## [EXERCISE DIRECTIONS]
Keep only the lines where "name" appears.

(Extracted records)
------------------------------------

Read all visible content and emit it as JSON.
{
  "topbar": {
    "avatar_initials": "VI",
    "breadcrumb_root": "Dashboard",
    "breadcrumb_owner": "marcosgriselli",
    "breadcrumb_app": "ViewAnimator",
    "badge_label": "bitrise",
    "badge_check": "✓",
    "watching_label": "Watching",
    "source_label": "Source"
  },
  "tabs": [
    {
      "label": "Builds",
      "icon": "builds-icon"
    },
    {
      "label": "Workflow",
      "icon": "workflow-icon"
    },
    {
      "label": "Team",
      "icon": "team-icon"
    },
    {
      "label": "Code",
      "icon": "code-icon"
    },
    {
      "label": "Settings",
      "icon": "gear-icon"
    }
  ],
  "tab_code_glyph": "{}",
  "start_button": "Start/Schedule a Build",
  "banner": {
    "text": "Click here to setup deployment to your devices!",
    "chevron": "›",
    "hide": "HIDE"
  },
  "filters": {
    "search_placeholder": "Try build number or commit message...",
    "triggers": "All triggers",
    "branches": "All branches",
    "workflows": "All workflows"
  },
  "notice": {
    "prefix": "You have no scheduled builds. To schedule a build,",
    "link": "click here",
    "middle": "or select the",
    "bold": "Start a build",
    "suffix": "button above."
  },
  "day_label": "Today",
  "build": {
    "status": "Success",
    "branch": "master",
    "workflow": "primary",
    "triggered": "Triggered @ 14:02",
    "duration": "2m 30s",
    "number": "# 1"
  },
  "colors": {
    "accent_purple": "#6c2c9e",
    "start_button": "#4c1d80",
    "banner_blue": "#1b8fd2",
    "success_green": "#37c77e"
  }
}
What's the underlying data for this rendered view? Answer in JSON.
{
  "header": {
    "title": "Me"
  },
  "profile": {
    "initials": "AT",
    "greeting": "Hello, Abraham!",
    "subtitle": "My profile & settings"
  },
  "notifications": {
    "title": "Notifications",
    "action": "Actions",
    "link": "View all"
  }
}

------------------------------------

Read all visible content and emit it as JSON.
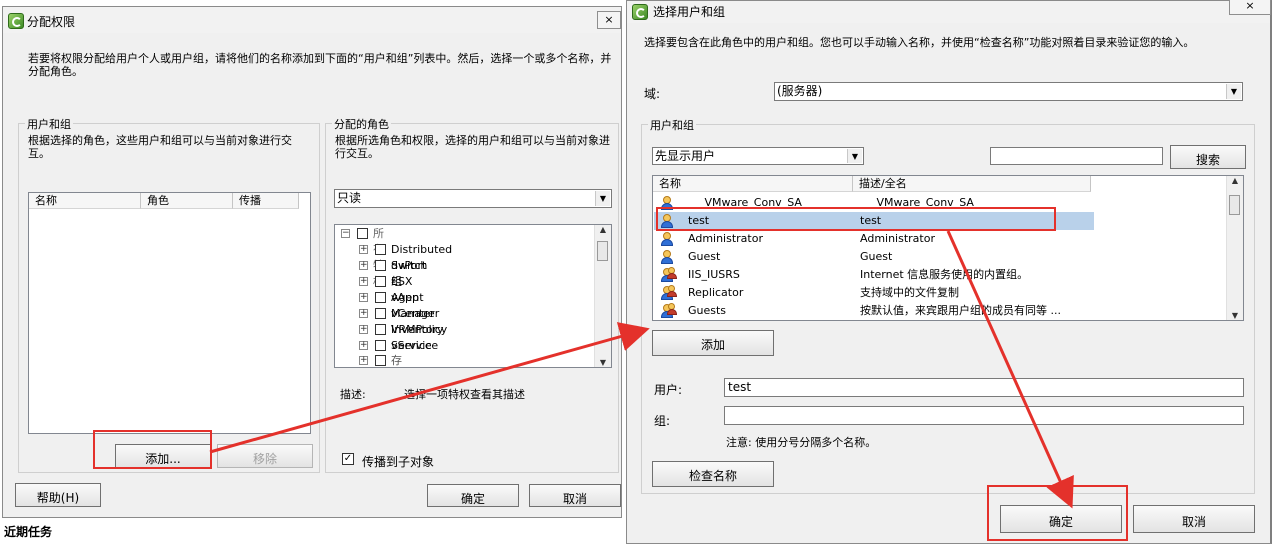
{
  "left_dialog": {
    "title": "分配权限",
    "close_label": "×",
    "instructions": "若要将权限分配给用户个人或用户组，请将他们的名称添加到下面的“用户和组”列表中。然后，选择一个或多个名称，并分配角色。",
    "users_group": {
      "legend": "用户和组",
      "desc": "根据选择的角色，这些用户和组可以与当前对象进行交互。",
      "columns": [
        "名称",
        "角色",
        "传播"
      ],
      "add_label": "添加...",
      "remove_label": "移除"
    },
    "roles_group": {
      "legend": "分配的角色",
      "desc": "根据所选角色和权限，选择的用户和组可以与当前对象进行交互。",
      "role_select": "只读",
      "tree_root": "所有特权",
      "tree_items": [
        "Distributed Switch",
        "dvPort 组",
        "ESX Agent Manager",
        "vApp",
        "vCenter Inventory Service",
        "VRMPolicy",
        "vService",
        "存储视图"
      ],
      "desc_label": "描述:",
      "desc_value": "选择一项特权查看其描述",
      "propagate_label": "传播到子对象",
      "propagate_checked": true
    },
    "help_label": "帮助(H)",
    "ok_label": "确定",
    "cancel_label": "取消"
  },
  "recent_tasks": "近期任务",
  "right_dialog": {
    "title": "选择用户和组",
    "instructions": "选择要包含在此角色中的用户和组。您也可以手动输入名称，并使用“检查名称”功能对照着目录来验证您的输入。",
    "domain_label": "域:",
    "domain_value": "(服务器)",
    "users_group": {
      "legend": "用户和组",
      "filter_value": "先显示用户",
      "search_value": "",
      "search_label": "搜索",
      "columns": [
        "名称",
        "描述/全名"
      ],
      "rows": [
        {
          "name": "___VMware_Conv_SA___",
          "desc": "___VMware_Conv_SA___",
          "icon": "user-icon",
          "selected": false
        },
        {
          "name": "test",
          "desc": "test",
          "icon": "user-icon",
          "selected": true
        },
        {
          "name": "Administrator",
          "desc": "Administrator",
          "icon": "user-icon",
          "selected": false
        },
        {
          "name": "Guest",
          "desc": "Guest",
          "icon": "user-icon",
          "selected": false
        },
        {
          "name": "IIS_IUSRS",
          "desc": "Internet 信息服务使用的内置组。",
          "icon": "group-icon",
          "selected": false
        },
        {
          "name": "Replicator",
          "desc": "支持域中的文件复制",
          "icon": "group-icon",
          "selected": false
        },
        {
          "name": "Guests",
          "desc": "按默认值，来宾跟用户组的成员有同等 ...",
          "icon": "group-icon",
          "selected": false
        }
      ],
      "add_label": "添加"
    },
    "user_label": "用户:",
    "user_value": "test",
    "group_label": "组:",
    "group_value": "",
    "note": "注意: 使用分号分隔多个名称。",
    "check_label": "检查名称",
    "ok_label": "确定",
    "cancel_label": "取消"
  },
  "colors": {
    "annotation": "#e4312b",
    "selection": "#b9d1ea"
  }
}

------------------------------------

## [RESULT FOR THIS EXERCISE]
          "name": "___VMware_Conv_SA___",
          "name": "test",
          "name": "Administrator",
          "name": "Guest",
          "name": "IIS_IUSRS",
          "name": "Replicator",
          "name": "Guests",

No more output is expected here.